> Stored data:

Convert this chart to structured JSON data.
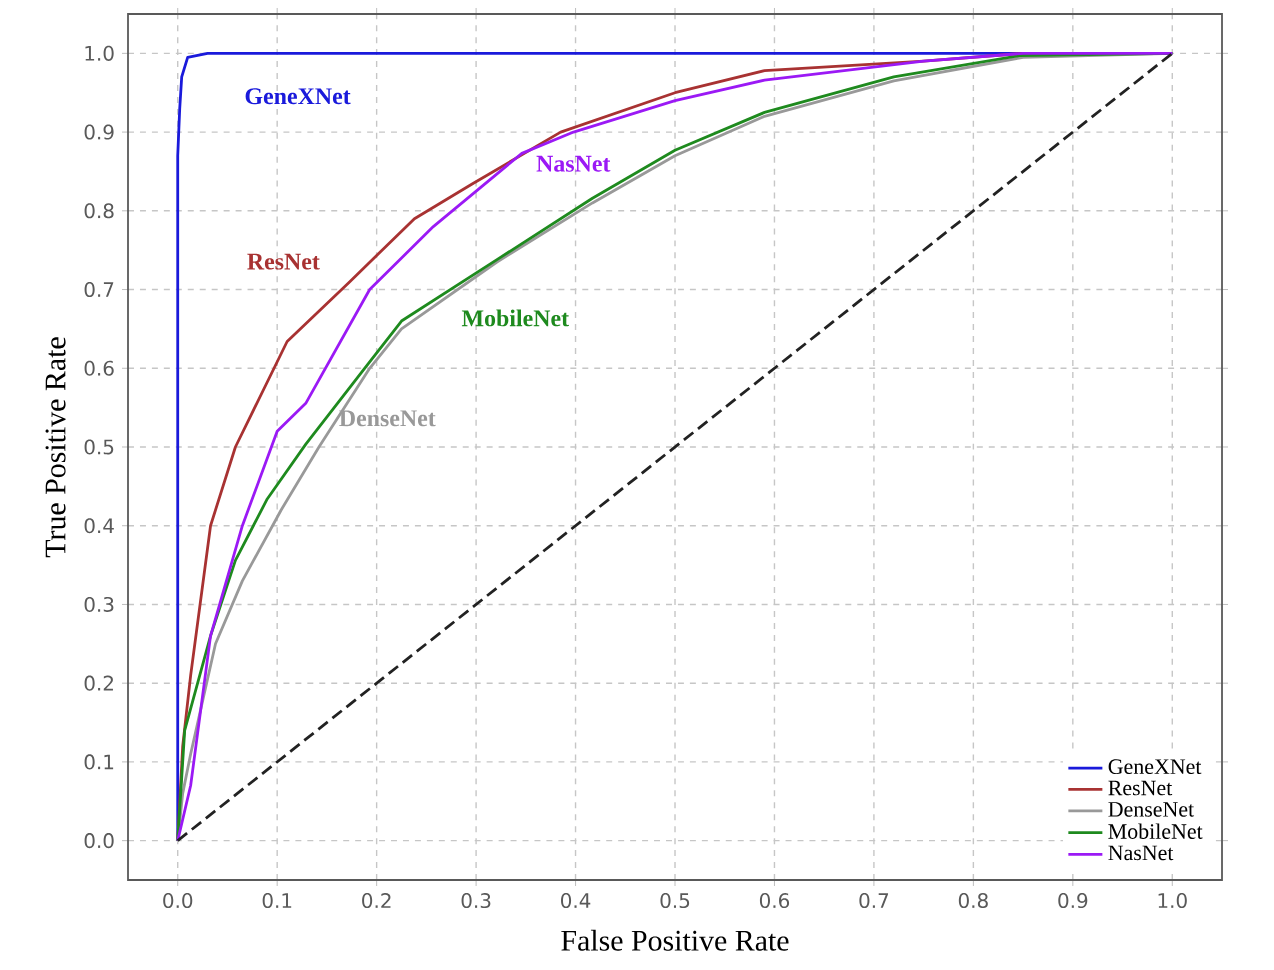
{
  "chart_data": {
    "type": "line",
    "xlabel": "False Positive Rate",
    "ylabel": "True Positive Rate",
    "xlim": [
      -0.05,
      1.05
    ],
    "ylim": [
      -0.05,
      1.05
    ],
    "xticks": [
      {
        "value": 0,
        "label": "0.0"
      },
      {
        "value": 0.1,
        "label": "0.1"
      },
      {
        "value": 0.2,
        "label": "0.2"
      },
      {
        "value": 0.3,
        "label": "0.3"
      },
      {
        "value": 0.4,
        "label": "0.4"
      },
      {
        "value": 0.5,
        "label": "0.5"
      },
      {
        "value": 0.6,
        "label": "0.6"
      },
      {
        "value": 0.7,
        "label": "0.7"
      },
      {
        "value": 0.8,
        "label": "0.8"
      },
      {
        "value": 0.9,
        "label": "0.9"
      },
      {
        "value": 1,
        "label": "1.0"
      }
    ],
    "yticks": [
      {
        "value": 0,
        "label": "0.0"
      },
      {
        "value": 0.1,
        "label": "0.1"
      },
      {
        "value": 0.2,
        "label": "0.2"
      },
      {
        "value": 0.3,
        "label": "0.3"
      },
      {
        "value": 0.4,
        "label": "0.4"
      },
      {
        "value": 0.5,
        "label": "0.5"
      },
      {
        "value": 0.6,
        "label": "0.6"
      },
      {
        "value": 0.7,
        "label": "0.7"
      },
      {
        "value": 0.8,
        "label": "0.8"
      },
      {
        "value": 0.9,
        "label": "0.9"
      },
      {
        "value": 1,
        "label": "1.0"
      }
    ],
    "grid": true,
    "legend": "bottom right",
    "marker": "none",
    "series": [
      {
        "name": "GeneXNet",
        "color": "#1a1adb",
        "x": [
          0,
          0,
          0.002,
          0.004,
          0.01,
          0.03,
          1
        ],
        "values": [
          0,
          0.87,
          0.93,
          0.97,
          0.995,
          1,
          1
        ]
      },
      {
        "name": "ResNet",
        "color": "#a83232",
        "x": [
          0,
          0.005,
          0.013,
          0.033,
          0.058,
          0.11,
          0.173,
          0.238,
          0.296,
          0.385,
          0.5,
          0.59,
          0.75,
          0.85,
          1
        ],
        "values": [
          0,
          0.12,
          0.21,
          0.4,
          0.5,
          0.634,
          0.71,
          0.79,
          0.834,
          0.9,
          0.95,
          0.978,
          0.99,
          1,
          1
        ]
      },
      {
        "name": "DenseNet",
        "color": "#999999",
        "x": [
          0,
          0.005,
          0.013,
          0.038,
          0.065,
          0.104,
          0.142,
          0.193,
          0.225,
          0.321,
          0.417,
          0.5,
          0.59,
          0.72,
          0.85,
          1
        ],
        "values": [
          0,
          0.06,
          0.11,
          0.25,
          0.33,
          0.42,
          0.5,
          0.6,
          0.65,
          0.735,
          0.81,
          0.87,
          0.92,
          0.965,
          0.995,
          1
        ]
      },
      {
        "name": "MobileNet",
        "color": "#1e8a1e",
        "x": [
          0,
          0.007,
          0.033,
          0.058,
          0.09,
          0.129,
          0.193,
          0.225,
          0.321,
          0.417,
          0.5,
          0.59,
          0.72,
          0.846,
          1
        ],
        "values": [
          0,
          0.14,
          0.26,
          0.356,
          0.434,
          0.504,
          0.608,
          0.66,
          0.738,
          0.816,
          0.877,
          0.925,
          0.97,
          0.997,
          1
        ]
      },
      {
        "name": "NasNet",
        "color": "#9b19f5",
        "x": [
          0,
          0.013,
          0.033,
          0.065,
          0.1,
          0.129,
          0.193,
          0.257,
          0.346,
          0.398,
          0.5,
          0.59,
          0.75,
          0.85,
          1
        ],
        "values": [
          0,
          0.07,
          0.26,
          0.4,
          0.52,
          0.556,
          0.7,
          0.78,
          0.873,
          0.9,
          0.94,
          0.966,
          0.99,
          1,
          1
        ]
      },
      {
        "color": "#222222",
        "line_style": "dashed",
        "x": [
          0,
          1
        ],
        "values": [
          0,
          1
        ]
      }
    ],
    "annotations": [
      "GeneXNet",
      "ResNet",
      "DenseNet",
      "MobileNet",
      "NasNet"
    ]
  }
}
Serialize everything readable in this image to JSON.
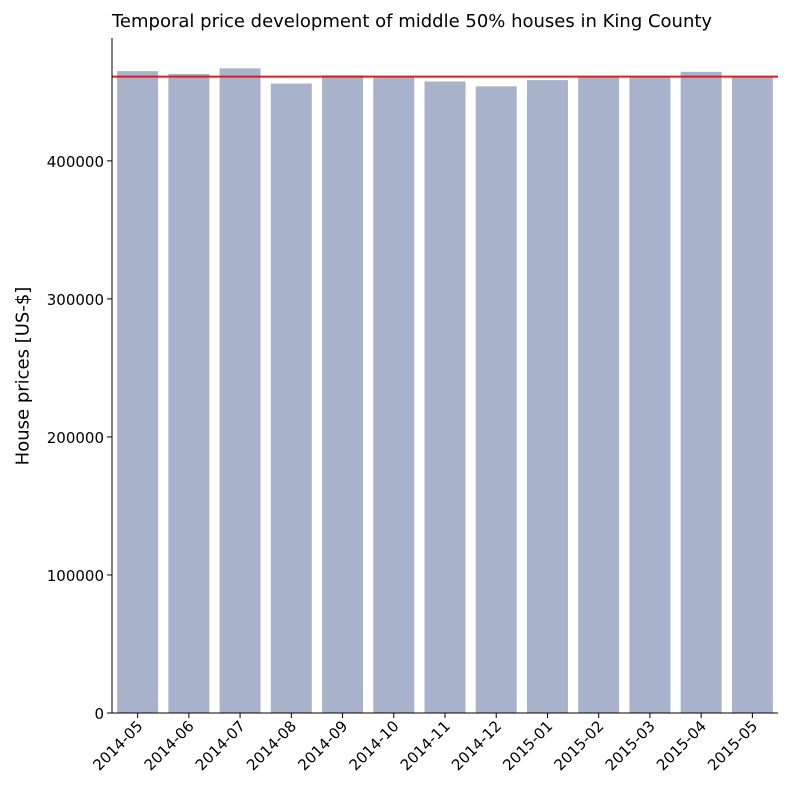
{
  "chart_data": {
    "type": "bar",
    "title": "Temporal price development of middle 50% houses in King County",
    "xlabel": "",
    "ylabel": "House prices [US-$]",
    "categories": [
      "2014-05",
      "2014-06",
      "2014-07",
      "2014-08",
      "2014-09",
      "2014-10",
      "2014-11",
      "2014-12",
      "2015-01",
      "2015-02",
      "2015-03",
      "2015-04",
      "2015-05"
    ],
    "values": [
      465000,
      463000,
      467000,
      456000,
      462000,
      461000,
      457500,
      454000,
      458500,
      460500,
      460500,
      464500,
      460500
    ],
    "ylim": [
      0,
      489000
    ],
    "yticks": [
      0,
      100000,
      200000,
      300000,
      400000
    ],
    "ytick_labels": [
      "0",
      "100000",
      "200000",
      "300000",
      "400000"
    ],
    "reference_line": {
      "value": 461000
    },
    "bar_color": "#a8b2ca",
    "reference_line_color": "#e41a1c",
    "grid": false,
    "legend": "none"
  }
}
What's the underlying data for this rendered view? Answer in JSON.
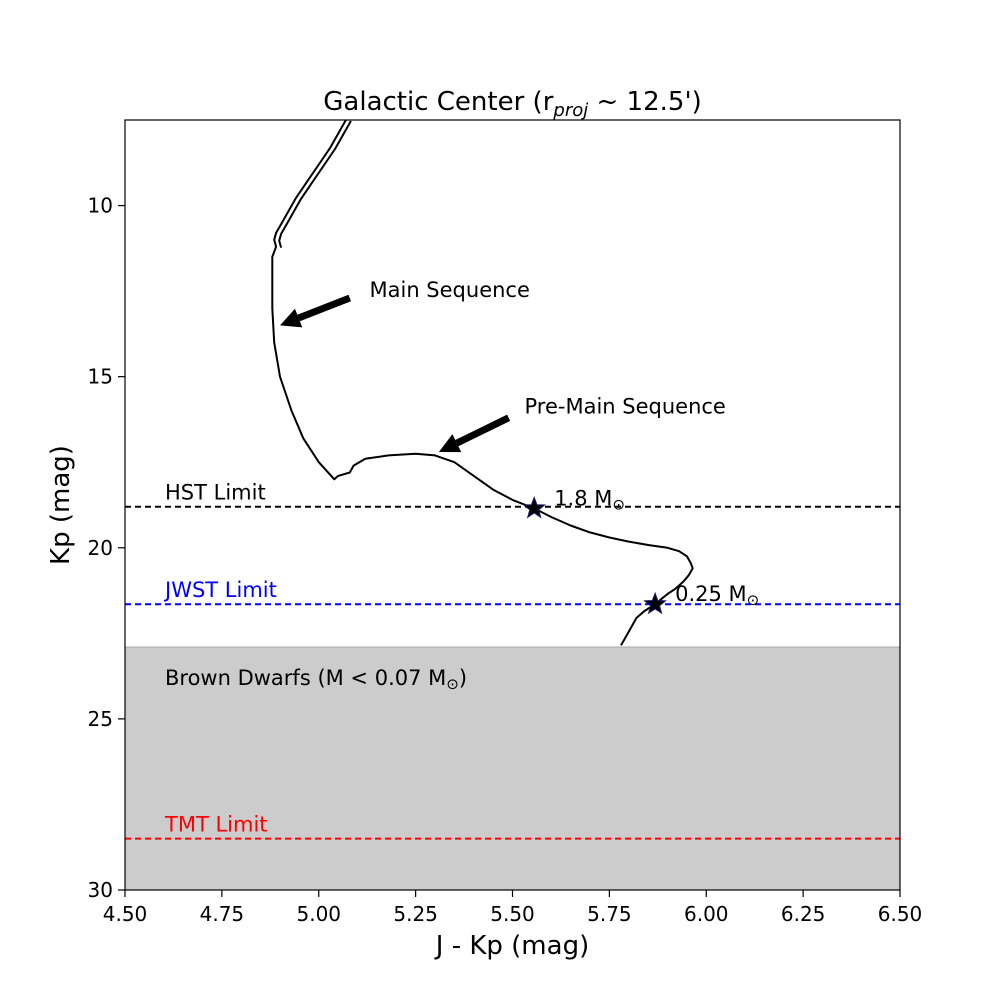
{
  "chart_data": {
    "type": "line",
    "title": {
      "prefix": "Galactic Center (r",
      "sub": "proj",
      "suffix": " ~  12.5')"
    },
    "xlabel": "J - Kp (mag)",
    "ylabel": "Kp (mag)",
    "xlim": [
      4.5,
      6.5
    ],
    "ylim": [
      7.5,
      30
    ],
    "y_inverted": true,
    "x_ticks": [
      "4.50",
      "4.75",
      "5.00",
      "5.25",
      "5.50",
      "5.75",
      "6.00",
      "6.25",
      "6.50"
    ],
    "y_ticks": [
      "10",
      "15",
      "20",
      "25",
      "30"
    ],
    "grid": false,
    "isochrone": {
      "x": [
        5.07,
        5.05,
        5.03,
        5.0,
        4.97,
        4.94,
        4.92,
        4.9,
        4.89,
        4.885,
        4.89,
        4.88,
        4.88,
        4.88,
        4.885,
        4.9,
        4.93,
        4.96,
        5.0,
        5.04,
        5.05,
        5.08,
        5.09,
        5.12,
        5.18,
        5.25,
        5.3,
        5.35,
        5.4,
        5.45,
        5.5,
        5.556,
        5.6,
        5.65,
        5.7,
        5.75,
        5.8,
        5.85,
        5.9,
        5.93,
        5.95,
        5.96,
        5.965,
        5.955,
        5.94,
        5.92,
        5.9,
        5.868,
        5.84,
        5.82,
        5.81,
        5.8,
        5.79,
        5.78
      ],
      "y": [
        7.5,
        7.9,
        8.3,
        8.8,
        9.3,
        9.8,
        10.2,
        10.6,
        10.8,
        11.0,
        11.2,
        11.5,
        12.0,
        13.0,
        14.0,
        15.0,
        16.0,
        16.8,
        17.5,
        18.0,
        17.9,
        17.8,
        17.6,
        17.4,
        17.3,
        17.25,
        17.3,
        17.5,
        17.9,
        18.3,
        18.6,
        18.85,
        19.1,
        19.35,
        19.55,
        19.7,
        19.82,
        19.92,
        20.0,
        20.1,
        20.25,
        20.45,
        20.6,
        20.8,
        21.0,
        21.2,
        21.35,
        21.65,
        21.85,
        22.05,
        22.25,
        22.45,
        22.65,
        22.85
      ]
    },
    "brown_dwarf_region": {
      "label_prefix": "Brown Dwarfs (M < 0.07 M",
      "label_sun": "⊙",
      "label_suffix": ")",
      "y_range": [
        22.9,
        30
      ],
      "color": "#cccccc"
    },
    "limits": [
      {
        "label": "HST Limit",
        "y": 18.8,
        "color": "#000000"
      },
      {
        "label": "JWST Limit",
        "y": 21.65,
        "color": "#0000ff"
      },
      {
        "label": "TMT Limit",
        "y": 28.5,
        "color": "#ff0000"
      }
    ],
    "mass_markers": [
      {
        "x": 5.556,
        "y": 18.85,
        "label": "1.8 M",
        "sun": "⊙"
      },
      {
        "x": 5.868,
        "y": 21.65,
        "label": "0.25 M",
        "sun": "⊙"
      }
    ],
    "arrows": [
      {
        "label": "Main Sequence",
        "text_x": 5.1,
        "text_y": 12.5,
        "from": [
          5.08,
          12.7
        ],
        "to": [
          4.9,
          13.5
        ]
      },
      {
        "label": "Pre-Main Sequence",
        "text_x": 5.5,
        "text_y": 15.9,
        "from": [
          5.49,
          16.2
        ],
        "to": [
          5.31,
          17.2
        ]
      }
    ]
  }
}
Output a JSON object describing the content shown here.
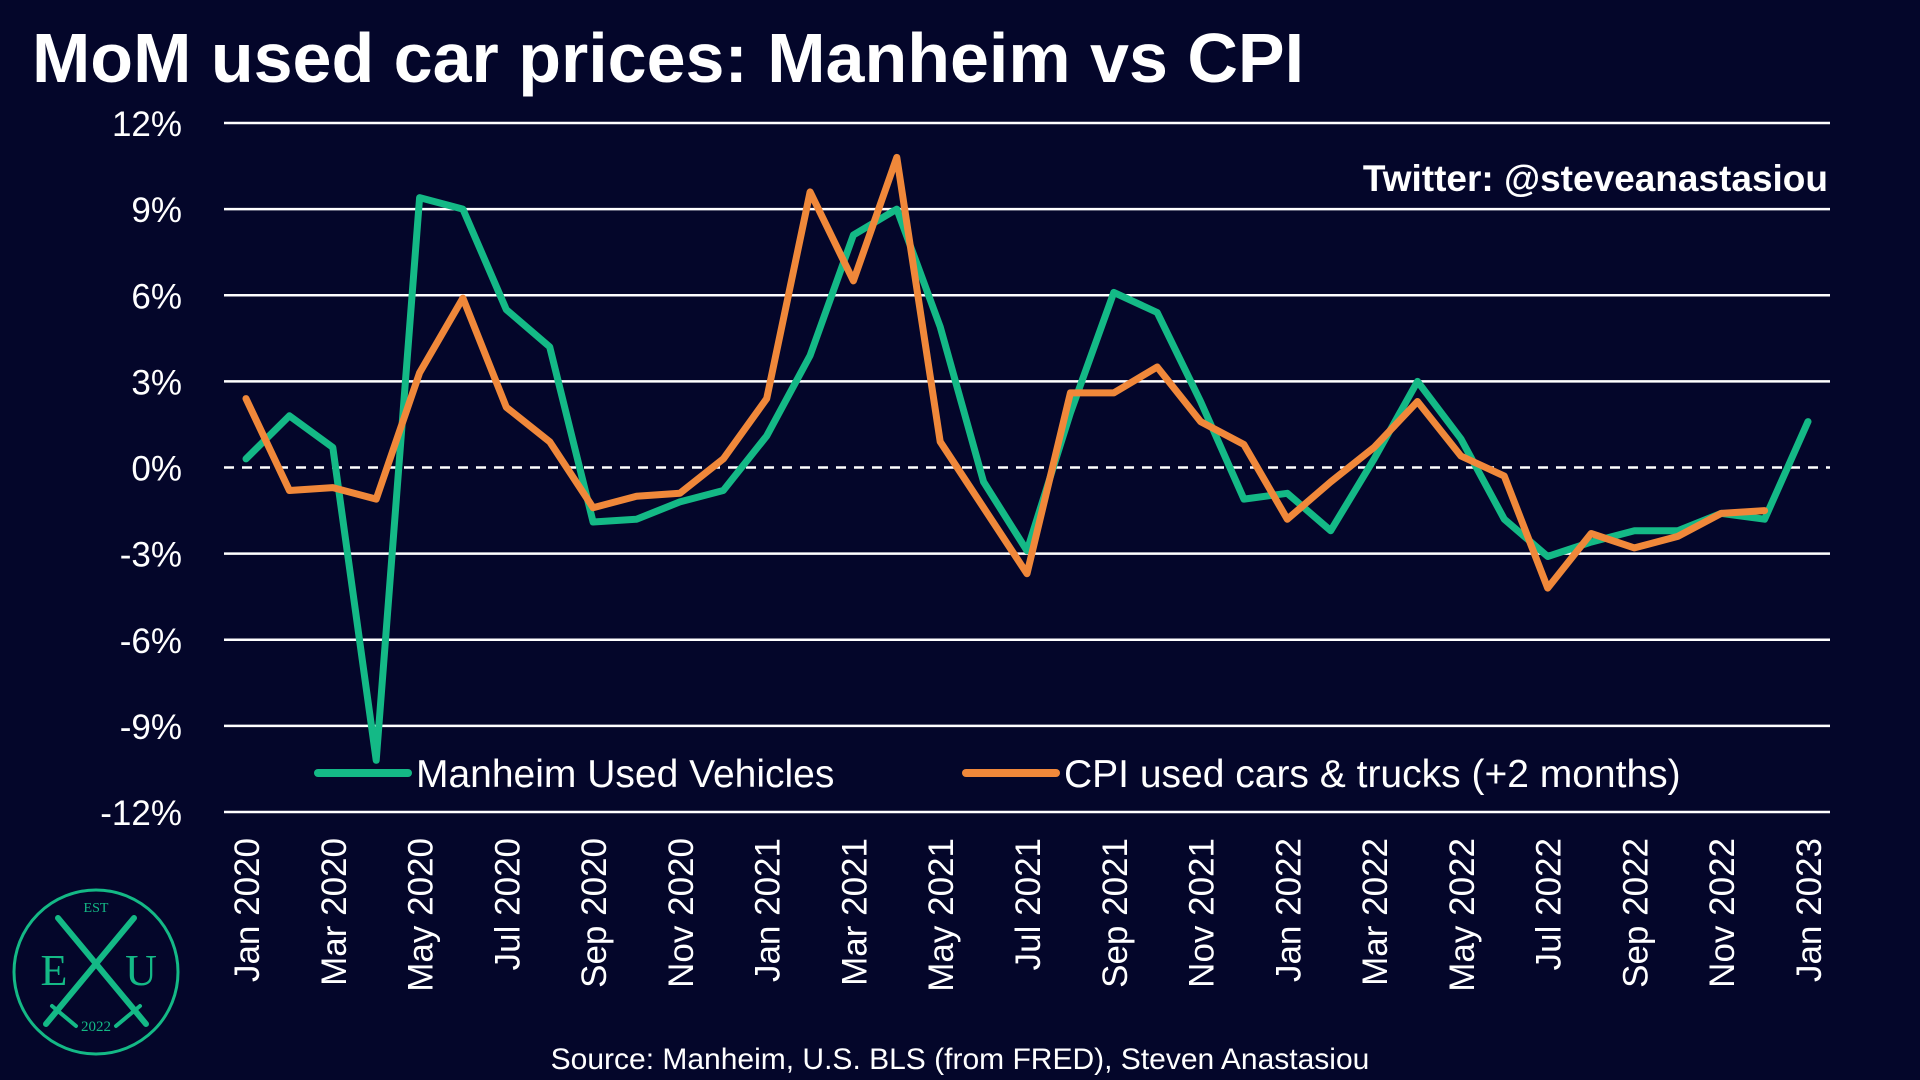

> WHAT YOU ARE ASKED TO DO: Reply with only the number of lines in the material above where the string "title" appears.

> EXERCISE ANSWER: 2